Would you restate all the data that follows, word for word?

===== DATASET CONTENT

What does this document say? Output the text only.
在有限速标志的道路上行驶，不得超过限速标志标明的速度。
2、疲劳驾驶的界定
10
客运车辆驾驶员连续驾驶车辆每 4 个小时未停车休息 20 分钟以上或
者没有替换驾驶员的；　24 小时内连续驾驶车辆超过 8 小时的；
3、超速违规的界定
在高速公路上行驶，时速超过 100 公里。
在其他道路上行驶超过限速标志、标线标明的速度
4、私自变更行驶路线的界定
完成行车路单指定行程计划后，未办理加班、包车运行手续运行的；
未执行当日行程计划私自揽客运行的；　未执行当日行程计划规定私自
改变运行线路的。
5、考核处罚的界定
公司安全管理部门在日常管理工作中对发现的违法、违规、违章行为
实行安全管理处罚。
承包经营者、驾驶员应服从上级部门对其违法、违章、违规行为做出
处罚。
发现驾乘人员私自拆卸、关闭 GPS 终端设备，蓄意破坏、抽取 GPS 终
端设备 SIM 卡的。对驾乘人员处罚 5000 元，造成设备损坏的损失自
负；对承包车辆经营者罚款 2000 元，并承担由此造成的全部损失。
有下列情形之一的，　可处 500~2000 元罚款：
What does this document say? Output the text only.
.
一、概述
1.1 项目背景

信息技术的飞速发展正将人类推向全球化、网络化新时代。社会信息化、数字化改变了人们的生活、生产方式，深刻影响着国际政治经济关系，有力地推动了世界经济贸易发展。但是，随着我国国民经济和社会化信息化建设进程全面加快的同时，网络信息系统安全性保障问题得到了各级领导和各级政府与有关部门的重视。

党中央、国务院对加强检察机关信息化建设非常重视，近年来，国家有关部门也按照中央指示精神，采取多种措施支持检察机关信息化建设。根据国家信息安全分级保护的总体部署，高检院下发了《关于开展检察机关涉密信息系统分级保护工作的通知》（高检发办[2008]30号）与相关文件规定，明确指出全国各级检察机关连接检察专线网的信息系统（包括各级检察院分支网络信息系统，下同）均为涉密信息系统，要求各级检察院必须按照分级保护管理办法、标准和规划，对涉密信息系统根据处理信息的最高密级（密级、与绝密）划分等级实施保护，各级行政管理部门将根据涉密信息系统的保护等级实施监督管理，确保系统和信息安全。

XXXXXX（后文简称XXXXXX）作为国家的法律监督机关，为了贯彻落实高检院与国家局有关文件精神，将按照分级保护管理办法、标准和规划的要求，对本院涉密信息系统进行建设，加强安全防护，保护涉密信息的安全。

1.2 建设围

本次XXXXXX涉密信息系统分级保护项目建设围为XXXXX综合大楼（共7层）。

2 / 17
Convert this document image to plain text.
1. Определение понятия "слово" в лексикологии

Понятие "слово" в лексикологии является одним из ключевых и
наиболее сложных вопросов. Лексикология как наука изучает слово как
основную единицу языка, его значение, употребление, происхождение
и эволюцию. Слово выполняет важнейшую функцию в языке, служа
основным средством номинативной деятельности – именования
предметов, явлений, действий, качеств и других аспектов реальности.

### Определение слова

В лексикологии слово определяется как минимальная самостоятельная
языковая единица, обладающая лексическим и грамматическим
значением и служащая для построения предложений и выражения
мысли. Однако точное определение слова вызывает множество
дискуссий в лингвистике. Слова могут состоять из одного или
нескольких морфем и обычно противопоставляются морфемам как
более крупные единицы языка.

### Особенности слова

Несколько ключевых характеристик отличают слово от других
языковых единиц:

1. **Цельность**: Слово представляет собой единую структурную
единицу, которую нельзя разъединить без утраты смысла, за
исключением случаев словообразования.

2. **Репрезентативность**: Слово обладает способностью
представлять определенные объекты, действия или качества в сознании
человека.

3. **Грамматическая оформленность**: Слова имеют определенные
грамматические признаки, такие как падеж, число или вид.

==========

CORRECT ANSWER>
What does this document say? Output the text only.
在有限速标志的道路上行驶，不得超过限速标志标明的速度。
2、疲劳驾驶的界定
10
客运车辆驾驶员连续驾驶车辆每 4 个小时未停车休息 20 分钟以上或
者没有替换驾驶员的；　24 小时内连续驾驶车辆超过 8 小时的；
3、超速违规的界定
在高速公路上行驶，时速超过 100 公里。
在其他道路上行驶超过限速标志、标线标明的速度
4、私自变更行驶路线的界定
完成行车路单指定行程计划后，未办理加班、包车运行手续运行的；
未执行当日行程计划私自揽客运行的；　未执行当日行程计划规定私自
改变运行线路的。
5、考核处罚的界定
公司安全管理部门在日常管理工作中对发现的违法、违规、违章行为
实行安全管理处罚。
承包经营者、驾驶员应服从上级部门对其违法、违章、违规行为做出
处罚。
发现驾乘人员私自拆卸、关闭 GPS 终端设备，蓄意破坏、抽取 GPS 终
端设备 SIM 卡的。对驾乘人员处罚 5000 元，造成设备损坏的损失自
负；对承包车辆经营者罚款 2000 元，并承担由此造成的全部损失。
有下列情形之一的，　可处 500~2000 元罚款：
What does this document say? Output the text only.
.
一、概述
1.1 项目背景

信息技术的飞速发展正将人类推向全球化、网络化新时代。社会信息化、数字化改变了人们的生活、生产方式，深刻影响着国际政治经济关系，有力地推动了世界经济贸易发展。但是，随着我国国民经济和社会化信息化建设进程全面加快的同时，网络信息系统安全性保障问题得到了各级领导和各级政府与有关部门的重视。

党中央、国务院对加强检察机关信息化建设非常重视，近年来，国家有关部门也按照中央指示精神，采取多种措施支持检察机关信息化建设。根据国家信息安全分级保护的总体部署，高检院下发了《关于开展检察机关涉密信息系统分级保护工作的通知》（高检发办[2008]30号）与相关文件规定，明确指出全国各级检察机关连接检察专线网的信息系统（包括各级检察院分支网络信息系统，下同）均为涉密信息系统，要求各级检察院必须按照分级保护管理办法、标准和规划，对涉密信息系统根据处理信息的最高密级（密级、与绝密）划分等级实施保护，各级行政管理部门将根据涉密信息系统的保护等级实施监督管理，确保系统和信息安全。

XXXXXX（后文简称XXXXXX）作为国家的法律监督机关，为了贯彻落实高检院与国家局有关文件精神，将按照分级保护管理办法、标准和规划的要求，对本院涉密信息系统进行建设，加强安全防护，保护涉密信息的安全。

1.2 建设围

本次XXXXXX涉密信息系统分级保护项目建设围为XXXXX综合大楼（共7层）。

2 / 17
Convert this document image to plain text.
1. Определение понятия "слово" в лексикологии

Понятие "слово" в лексикологии является одним из ключевых и
наиболее сложных вопросов. Лексикология как наука изучает слово как
основную единицу языка, его значение, употребление, происхождение
и эволюцию. Слово выполняет важнейшую функцию в языке, служа
основным средством номинативной деятельности – именования
предметов, явлений, действий, качеств и других аспектов реальности.

### Определение слова

В лексикологии слово определяется как минимальная самостоятельная
языковая единица, обладающая лексическим и грамматическим
значением и служащая для построения предложений и выражения
мысли. Однако точное определение слова вызывает множество
дискуссий в лингвистике. Слова могут состоять из одного или
нескольких морфем и обычно противопоставляются морфемам как
более крупные единицы языка.

### Особенности слова

Несколько ключевых характеристик отличают слово от других
языковых единиц:

1. **Цельность**: Слово представляет собой единую структурную
единицу, которую нельзя разъединить без утраты смысла, за
исключением случаев словообразования.

2. **Репрезентативность**: Слово обладает способностью
представлять определенные объекты, действия или качества в сознании
человека.

3. **Грамматическая оформленность**: Слова имеют определенные
грамматические признаки, такие как падеж, число или вид.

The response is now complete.